++++ Raw records ++++

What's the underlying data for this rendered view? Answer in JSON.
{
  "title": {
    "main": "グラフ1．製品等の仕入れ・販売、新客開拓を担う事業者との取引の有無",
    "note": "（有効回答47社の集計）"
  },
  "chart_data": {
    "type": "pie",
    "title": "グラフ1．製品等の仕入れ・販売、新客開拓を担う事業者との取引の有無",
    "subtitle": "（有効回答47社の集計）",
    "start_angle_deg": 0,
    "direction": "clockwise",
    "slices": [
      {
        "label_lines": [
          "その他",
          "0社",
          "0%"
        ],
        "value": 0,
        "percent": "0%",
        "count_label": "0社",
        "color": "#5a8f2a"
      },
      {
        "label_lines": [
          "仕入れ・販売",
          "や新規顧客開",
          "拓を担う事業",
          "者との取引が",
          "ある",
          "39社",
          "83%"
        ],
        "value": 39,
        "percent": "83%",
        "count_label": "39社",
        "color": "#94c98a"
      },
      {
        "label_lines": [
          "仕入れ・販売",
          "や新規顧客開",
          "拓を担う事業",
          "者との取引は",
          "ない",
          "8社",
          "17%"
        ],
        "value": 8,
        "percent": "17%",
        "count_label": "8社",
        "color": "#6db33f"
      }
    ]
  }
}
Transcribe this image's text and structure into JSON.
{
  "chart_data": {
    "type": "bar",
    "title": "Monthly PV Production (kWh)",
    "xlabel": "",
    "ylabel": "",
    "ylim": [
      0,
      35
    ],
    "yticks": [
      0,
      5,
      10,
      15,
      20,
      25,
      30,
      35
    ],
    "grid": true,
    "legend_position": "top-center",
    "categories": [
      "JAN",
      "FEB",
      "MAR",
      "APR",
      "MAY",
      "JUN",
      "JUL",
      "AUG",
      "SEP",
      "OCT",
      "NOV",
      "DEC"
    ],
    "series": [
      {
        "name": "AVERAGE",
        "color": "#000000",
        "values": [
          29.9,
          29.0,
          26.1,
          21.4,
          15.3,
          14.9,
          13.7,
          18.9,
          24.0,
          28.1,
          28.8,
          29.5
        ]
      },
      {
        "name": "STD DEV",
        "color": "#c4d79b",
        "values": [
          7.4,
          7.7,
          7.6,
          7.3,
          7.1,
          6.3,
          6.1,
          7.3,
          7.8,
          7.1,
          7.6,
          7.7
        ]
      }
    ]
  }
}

++++
++++ Raw records ++++

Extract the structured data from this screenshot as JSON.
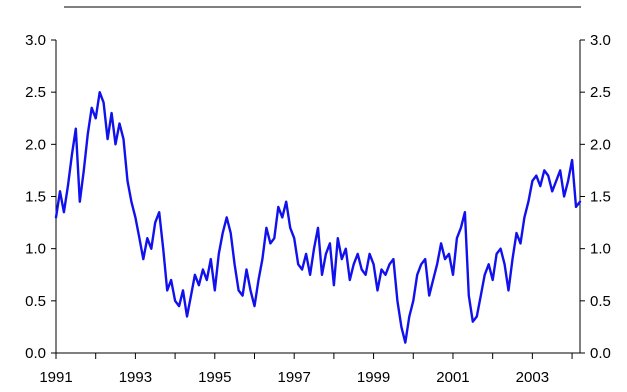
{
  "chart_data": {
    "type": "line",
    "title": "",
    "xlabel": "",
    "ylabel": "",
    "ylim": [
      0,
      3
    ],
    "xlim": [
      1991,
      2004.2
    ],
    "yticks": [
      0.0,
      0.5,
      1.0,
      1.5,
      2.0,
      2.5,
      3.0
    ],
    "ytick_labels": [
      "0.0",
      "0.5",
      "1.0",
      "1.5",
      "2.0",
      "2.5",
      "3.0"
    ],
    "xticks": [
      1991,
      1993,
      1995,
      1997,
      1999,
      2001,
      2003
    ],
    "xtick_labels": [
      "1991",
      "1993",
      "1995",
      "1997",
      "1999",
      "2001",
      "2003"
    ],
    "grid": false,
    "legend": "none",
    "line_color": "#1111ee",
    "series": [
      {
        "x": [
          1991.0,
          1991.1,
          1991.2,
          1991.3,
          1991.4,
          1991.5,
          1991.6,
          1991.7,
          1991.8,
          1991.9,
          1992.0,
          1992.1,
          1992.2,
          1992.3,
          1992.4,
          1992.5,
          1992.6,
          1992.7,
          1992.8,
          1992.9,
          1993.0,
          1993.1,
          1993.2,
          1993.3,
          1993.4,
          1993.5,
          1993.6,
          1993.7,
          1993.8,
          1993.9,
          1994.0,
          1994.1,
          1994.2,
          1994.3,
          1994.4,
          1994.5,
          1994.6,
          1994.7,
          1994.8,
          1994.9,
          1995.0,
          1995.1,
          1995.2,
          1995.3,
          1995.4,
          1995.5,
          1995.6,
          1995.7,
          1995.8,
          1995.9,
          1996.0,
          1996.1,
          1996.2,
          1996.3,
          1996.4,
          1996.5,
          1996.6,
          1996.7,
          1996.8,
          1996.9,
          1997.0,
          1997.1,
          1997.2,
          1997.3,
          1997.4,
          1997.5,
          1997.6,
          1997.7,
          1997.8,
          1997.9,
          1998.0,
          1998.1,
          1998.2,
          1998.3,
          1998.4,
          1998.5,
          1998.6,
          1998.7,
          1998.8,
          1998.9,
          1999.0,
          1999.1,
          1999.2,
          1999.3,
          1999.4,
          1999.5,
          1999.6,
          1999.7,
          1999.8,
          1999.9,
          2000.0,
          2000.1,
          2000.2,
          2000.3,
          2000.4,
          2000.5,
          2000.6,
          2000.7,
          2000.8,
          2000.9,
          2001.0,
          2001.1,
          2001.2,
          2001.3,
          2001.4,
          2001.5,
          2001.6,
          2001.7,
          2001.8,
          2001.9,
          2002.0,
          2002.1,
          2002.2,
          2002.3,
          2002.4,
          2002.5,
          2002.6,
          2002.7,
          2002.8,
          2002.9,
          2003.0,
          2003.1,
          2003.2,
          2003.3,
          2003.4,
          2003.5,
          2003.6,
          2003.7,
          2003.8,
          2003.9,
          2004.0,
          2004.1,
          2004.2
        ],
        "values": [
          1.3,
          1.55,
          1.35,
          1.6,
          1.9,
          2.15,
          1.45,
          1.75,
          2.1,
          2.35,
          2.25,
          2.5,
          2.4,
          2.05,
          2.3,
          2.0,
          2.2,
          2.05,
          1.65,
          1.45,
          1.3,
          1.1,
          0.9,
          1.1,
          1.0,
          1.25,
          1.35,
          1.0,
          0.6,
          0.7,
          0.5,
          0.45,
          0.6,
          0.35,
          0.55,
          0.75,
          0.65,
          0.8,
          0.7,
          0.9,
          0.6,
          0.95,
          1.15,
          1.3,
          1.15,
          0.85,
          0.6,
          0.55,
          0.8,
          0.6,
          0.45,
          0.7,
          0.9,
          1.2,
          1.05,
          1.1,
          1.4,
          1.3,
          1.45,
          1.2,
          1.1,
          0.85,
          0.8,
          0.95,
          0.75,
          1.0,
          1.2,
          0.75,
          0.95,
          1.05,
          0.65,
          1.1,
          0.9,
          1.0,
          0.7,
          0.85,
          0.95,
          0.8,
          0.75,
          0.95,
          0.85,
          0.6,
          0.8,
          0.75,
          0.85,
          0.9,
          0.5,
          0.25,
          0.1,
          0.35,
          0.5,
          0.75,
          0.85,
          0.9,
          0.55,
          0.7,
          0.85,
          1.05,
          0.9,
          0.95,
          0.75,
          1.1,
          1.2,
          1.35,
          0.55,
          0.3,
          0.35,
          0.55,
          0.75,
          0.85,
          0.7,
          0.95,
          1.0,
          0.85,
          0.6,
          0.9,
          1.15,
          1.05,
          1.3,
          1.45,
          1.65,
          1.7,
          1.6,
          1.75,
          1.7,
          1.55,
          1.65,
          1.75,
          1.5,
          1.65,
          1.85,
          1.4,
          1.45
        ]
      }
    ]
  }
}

++++
++++ Raw records ++++

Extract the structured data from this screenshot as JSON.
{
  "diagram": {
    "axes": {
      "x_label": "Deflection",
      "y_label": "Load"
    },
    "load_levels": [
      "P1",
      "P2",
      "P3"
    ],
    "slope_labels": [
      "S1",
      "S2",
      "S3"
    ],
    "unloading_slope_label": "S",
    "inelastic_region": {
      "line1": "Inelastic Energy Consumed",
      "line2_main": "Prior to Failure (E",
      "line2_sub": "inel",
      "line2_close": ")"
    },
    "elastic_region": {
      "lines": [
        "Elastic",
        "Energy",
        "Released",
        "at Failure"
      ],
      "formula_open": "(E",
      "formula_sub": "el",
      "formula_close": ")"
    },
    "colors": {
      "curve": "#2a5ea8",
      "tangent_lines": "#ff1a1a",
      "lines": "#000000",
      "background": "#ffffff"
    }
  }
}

++++

#### To do
Reproduce every line from the entries that holds the word "新客開拓を担う事業者との取引の有無".

#### Result
    "main": "グラフ1．製品等の仕入れ・販売、新客開拓を担う事業者との取引の有無",
    "title": "グラフ1．製品等の仕入れ・販売、新客開拓を担う事業者との取引の有無",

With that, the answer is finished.